▶ _Source text_:
· · · · ·
The numbers thing is a pain and for older people and is a bit of a very real block. If I was under 50 I wouldn't bother lying. My plan is simple, if I should hit it off on the first date then I will come clean. If someone say 48 'likes' me or messages me then I just leave it. The actual age gap is too much.

But 50 year olds messaging 30 year olds - just twats. My real bug-bear is this: Guys who are 55, but put their preferred age range as 30 - 52. I want to know what they think is happening in those missing 3 years? Why wouldn't you want someone your own age? It's so common it makes me spit.

user1479305498 · 14/08/2019 12:40

This ladies is one of the reasons why some of us particularly those over 45 umm and ahh about leaving basically decent guys who have habits/behaviour that has made us unhappy at times and why we don’t just LTB. We know if we leave it’s likely to be leaving to be on your own whereas our decent looking , reasonably high earning partners would be inundated with a bevvy of nice and keen women 15 years younger.

user1479305498 · 14/08/2019 12:43

I think internet dating has made it that many get hooked on it and the chase , particularly men and if they actually find a partner they like they then miss that buzz of checking responses etc and the chit chat. I know a woman like this too, it’s not just a male thing.

SophieSong · 14/08/2019 12:52

Yep I have fund very similar with internet dating. I've had men who immediately want to sext, men who are 20+ years older than me and have paid zero attention to what I say I am looking for. I also memorably once had a man contact me who was extremely good looking by traditional standards to inform me he found "older, fatter women a turn on" and if I'd like to meet For reference I am a size 12 and not yet 40, he was 32!

However, I have also met a couple of people who became good friends. And lately, I've met someone who has been nothing but absolutely lovely and so far is being a perfect gentleman and a breath of fresh air.

One thing I have found is that in my later 30's I've struggled to meet anyone with the same relaitonship wants as me. Either they want to get married and start a family, or they want NSA sex - just a hook up here and there.

I have also gone on a couple of dates with people who were perfectly nice but there was no chemistry.

So it has been a numbers game.

ShatnersWig · 14/08/2019 12:54

rosabug I sort of get where you're coming from on that. I am lucky (family genes) in that I look a few years younger than I do. I'm 45 but but most people guess I'm late 30s. It's catching up a bit more now but I used to get mistaken for a good 10 years younger. And I got accused more than once of "obviously" using someone else's photos because that person is clearly not that age.

As for the age range thing, I have similarly seen older women "advertise" they are only looking for much younger men; not to the same extent but certainly more than you'd probably expect. And when you see women like Caroline Flack only dating men over 10 years younger and Damien Hirst with his partner of more than 20 years older, inevitably some people will think "why not me?"

My last partner was 11 years older than me but I don't want to have that sort of age gap again, it became an issue.

Watchingthyme · 14/08/2019 12:59

I think my profile is normal. Normal photos. I think some funny things.
I am a size 16 so perhaps that’s off putting. I have an interesting job, I think I am popular with people. Maybe it’s just size.

I dunno. It’s just all so depressing.

NowYouListenToMeFella · 14/08/2019 13:09

It really doesn't sound like there is any sort of fool proof way to success. Everyone seems to have a different tack and none working.

I really think deleting the apps was the best move for me. It just wasn't fun at all anymore. I wouldn't keep at a hobby I didn't think was fun so why should OD be any different.

Did you delete them OP or still considering it?

Craptop · 14/08/2019 13:13

I heard someone say these sites have created the 'gamification of dating'.
· · · · ·
▶ _Study questions_:
a. In the forum thread, what did Craptop hear someone say these sites have created?
b. Reproduce everything in the forum thread from "I think internet" down to "a male thing.".
The rows have nothing to do with the forum thread.

▶ _Entries shown_:
· · · · ·
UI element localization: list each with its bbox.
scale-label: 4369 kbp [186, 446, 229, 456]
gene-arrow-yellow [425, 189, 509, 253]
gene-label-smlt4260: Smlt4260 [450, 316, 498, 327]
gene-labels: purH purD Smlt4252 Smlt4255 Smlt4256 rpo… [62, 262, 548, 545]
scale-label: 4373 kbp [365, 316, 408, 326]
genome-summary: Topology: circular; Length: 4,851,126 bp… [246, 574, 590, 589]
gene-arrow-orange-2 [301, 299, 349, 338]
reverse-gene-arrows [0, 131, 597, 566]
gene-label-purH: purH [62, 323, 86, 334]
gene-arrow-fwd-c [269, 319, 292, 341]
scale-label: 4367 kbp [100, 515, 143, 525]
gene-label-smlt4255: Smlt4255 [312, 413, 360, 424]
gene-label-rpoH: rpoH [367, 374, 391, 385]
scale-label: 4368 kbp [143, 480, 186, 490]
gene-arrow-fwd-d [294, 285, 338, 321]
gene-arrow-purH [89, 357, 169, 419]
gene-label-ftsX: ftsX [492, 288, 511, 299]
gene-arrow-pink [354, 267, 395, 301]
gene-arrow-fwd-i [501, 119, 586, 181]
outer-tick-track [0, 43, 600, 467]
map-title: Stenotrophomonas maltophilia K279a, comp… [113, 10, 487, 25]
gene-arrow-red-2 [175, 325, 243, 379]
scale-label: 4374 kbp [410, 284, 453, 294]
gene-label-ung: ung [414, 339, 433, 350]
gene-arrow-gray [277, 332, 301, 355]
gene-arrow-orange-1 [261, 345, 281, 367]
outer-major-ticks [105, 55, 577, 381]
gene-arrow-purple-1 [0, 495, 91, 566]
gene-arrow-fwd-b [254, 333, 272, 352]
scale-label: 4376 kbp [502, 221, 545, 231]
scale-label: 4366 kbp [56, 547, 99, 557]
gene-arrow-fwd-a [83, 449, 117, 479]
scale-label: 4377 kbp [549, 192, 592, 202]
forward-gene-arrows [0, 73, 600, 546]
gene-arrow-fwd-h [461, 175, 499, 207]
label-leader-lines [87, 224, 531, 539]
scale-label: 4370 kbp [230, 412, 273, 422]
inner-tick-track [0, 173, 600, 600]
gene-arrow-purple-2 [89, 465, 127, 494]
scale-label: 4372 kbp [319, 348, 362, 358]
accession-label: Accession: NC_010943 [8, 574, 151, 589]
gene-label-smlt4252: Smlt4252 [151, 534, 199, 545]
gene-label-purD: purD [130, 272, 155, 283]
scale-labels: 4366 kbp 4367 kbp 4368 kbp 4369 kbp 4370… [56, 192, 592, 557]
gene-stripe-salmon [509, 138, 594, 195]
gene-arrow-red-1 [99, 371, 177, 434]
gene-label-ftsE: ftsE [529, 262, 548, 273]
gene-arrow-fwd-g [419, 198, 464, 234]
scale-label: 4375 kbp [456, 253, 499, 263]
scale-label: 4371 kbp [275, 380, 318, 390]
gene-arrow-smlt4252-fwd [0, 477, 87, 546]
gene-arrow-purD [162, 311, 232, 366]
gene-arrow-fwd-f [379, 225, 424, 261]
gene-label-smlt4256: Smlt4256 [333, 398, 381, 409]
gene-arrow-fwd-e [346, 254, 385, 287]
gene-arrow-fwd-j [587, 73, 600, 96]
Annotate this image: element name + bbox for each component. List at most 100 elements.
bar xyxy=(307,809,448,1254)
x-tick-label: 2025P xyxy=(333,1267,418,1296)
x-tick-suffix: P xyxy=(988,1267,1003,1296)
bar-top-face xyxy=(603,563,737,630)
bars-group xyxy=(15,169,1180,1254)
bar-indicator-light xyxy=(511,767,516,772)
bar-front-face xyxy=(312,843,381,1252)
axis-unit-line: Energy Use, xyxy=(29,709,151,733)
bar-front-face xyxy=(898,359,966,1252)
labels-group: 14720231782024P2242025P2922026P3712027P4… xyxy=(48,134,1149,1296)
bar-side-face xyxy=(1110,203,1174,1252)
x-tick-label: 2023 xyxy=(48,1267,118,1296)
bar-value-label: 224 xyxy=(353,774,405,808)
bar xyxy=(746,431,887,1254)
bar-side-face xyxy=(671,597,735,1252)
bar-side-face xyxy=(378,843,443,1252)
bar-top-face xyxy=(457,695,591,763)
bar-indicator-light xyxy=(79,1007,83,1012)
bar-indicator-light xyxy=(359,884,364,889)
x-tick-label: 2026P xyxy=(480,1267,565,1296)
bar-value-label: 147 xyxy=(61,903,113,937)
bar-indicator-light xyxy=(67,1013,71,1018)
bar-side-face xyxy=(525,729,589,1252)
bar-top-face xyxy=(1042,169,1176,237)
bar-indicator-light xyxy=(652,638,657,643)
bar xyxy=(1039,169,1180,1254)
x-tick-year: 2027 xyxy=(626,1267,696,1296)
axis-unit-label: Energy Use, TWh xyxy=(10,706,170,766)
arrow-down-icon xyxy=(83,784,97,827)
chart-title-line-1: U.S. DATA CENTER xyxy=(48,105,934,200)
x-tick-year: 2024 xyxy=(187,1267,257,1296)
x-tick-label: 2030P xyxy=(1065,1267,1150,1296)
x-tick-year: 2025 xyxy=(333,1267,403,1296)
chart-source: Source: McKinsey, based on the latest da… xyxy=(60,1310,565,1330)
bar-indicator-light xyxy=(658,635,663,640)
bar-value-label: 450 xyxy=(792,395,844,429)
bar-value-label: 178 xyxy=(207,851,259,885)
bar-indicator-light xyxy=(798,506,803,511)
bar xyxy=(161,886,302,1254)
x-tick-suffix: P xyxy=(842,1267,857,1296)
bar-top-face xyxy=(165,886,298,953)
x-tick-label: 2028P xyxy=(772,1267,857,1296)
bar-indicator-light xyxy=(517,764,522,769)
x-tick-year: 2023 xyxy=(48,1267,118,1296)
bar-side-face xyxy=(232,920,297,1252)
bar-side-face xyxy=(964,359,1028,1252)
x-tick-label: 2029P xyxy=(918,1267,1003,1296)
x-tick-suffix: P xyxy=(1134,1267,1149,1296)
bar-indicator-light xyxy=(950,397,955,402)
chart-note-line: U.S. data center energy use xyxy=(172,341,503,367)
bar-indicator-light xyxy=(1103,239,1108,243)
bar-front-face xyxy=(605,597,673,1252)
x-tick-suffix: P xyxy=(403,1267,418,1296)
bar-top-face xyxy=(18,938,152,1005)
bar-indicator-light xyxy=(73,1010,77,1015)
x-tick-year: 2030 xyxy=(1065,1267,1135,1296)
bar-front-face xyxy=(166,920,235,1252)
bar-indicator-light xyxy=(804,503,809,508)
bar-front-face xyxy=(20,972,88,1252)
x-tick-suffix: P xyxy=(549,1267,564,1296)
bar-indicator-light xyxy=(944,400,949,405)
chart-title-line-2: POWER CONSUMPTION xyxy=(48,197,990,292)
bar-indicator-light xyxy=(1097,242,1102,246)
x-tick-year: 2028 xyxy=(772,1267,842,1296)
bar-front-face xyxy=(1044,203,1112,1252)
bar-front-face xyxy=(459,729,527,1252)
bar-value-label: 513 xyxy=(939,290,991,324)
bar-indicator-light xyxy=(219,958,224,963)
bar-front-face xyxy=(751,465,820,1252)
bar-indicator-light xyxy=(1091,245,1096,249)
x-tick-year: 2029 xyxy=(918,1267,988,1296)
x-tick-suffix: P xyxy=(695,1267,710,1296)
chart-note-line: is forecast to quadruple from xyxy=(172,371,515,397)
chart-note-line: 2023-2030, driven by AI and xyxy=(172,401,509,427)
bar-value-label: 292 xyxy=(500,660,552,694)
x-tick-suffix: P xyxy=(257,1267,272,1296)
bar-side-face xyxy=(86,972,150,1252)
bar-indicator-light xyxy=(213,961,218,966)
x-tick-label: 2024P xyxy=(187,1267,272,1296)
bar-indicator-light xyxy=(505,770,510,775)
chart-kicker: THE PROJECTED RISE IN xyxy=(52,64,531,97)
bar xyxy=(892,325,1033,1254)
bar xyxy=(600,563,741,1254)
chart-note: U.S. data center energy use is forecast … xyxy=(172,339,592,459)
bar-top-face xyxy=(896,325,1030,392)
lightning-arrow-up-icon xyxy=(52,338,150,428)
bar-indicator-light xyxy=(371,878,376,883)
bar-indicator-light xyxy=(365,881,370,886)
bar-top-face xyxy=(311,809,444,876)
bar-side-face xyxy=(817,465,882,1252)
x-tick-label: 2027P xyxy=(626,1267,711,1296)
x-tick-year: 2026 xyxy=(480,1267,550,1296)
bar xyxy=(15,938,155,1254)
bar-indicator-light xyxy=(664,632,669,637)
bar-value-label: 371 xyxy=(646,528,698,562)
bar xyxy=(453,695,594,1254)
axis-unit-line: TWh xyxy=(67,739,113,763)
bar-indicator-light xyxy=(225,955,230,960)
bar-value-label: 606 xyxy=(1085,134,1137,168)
· · · · ·
▶ _Exercise answers_:
a. The "gamification of dating."

b.
I think internet dating has made it that many get hooked on it and the chase , particularly men and if they actually find a partner they like they then miss that buzz of checking responses etc and the chit chat. I know a woman like this too, it’s not just a male thing.